• **What needs to be done**: Write out the entire listing below exactly as it appears, minus any pictures.

(Figure contents as structured data)
────────────────
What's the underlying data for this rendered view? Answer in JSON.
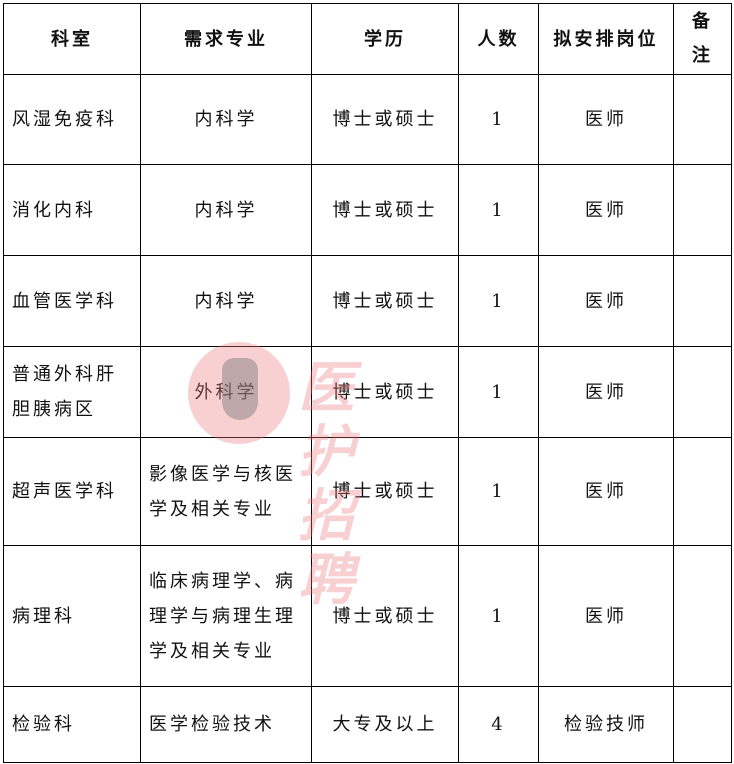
{
  "table": {
    "headers": [
      "科室",
      "需求专业",
      "学历",
      "人数",
      "拟安排岗位",
      "备注"
    ],
    "rows": [
      [
        "风湿免疫科",
        "内科学",
        "博士或硕士",
        "1",
        "医师",
        ""
      ],
      [
        "消化内科",
        "内科学",
        "博士或硕士",
        "1",
        "医师",
        ""
      ],
      [
        "血管医学科",
        "内科学",
        "博士或硕士",
        "1",
        "医师",
        ""
      ],
      [
        "普通外科肝胆胰病区",
        "外科学",
        "博士或硕士",
        "1",
        "医师",
        ""
      ],
      [
        "超声医学科",
        "影像医学与核医学及相关专业",
        "博士或硕士",
        "1",
        "医师",
        ""
      ],
      [
        "病理科",
        "临床病理学、病理学与病理生理学及相关专业",
        "博士或硕士",
        "1",
        "医师",
        ""
      ],
      [
        "检验科",
        "医学检验技术",
        "大专及以上",
        "4",
        "检验技师",
        ""
      ]
    ]
  },
  "watermark": {
    "text": "医护招聘",
    "color": "#ec787d"
  }
}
────────────────
• **Answer for this exercise**:
What's the underlying data for this rendered view? Answer in JSON.
{
  "table": {
    "headers": [
      "科室",
      "需求专业",
      "学历",
      "人数",
      "拟安排岗位",
      "备注"
    ],
    "rows": [
      [
        "风湿免疫科",
        "内科学",
        "博士或硕士",
        "1",
        "医师",
        ""
      ],
      [
        "消化内科",
        "内科学",
        "博士或硕士",
        "1",
        "医师",
        ""
      ],
      [
        "血管医学科",
        "内科学",
        "博士或硕士",
        "1",
        "医师",
        ""
      ],
      [
        "普通外科肝胆胰病区",
        "外科学",
        "博士或硕士",
        "1",
        "医师",
        ""
      ],
      [
        "超声医学科",
        "影像医学与核医学及相关专业",
        "博士或硕士",
        "1",
        "医师",
        ""
      ],
      [
        "病理科",
        "临床病理学、病理学与病理生理学及相关专业",
        "博士或硕士",
        "1",
        "医师",
        ""
      ],
      [
        "检验科",
        "医学检验技术",
        "大专及以上",
        "4",
        "检验技师",
        ""
      ]
    ]
  },
  "watermark": {
    "text": "医护招聘",
    "color": "#ec787d"
  }
}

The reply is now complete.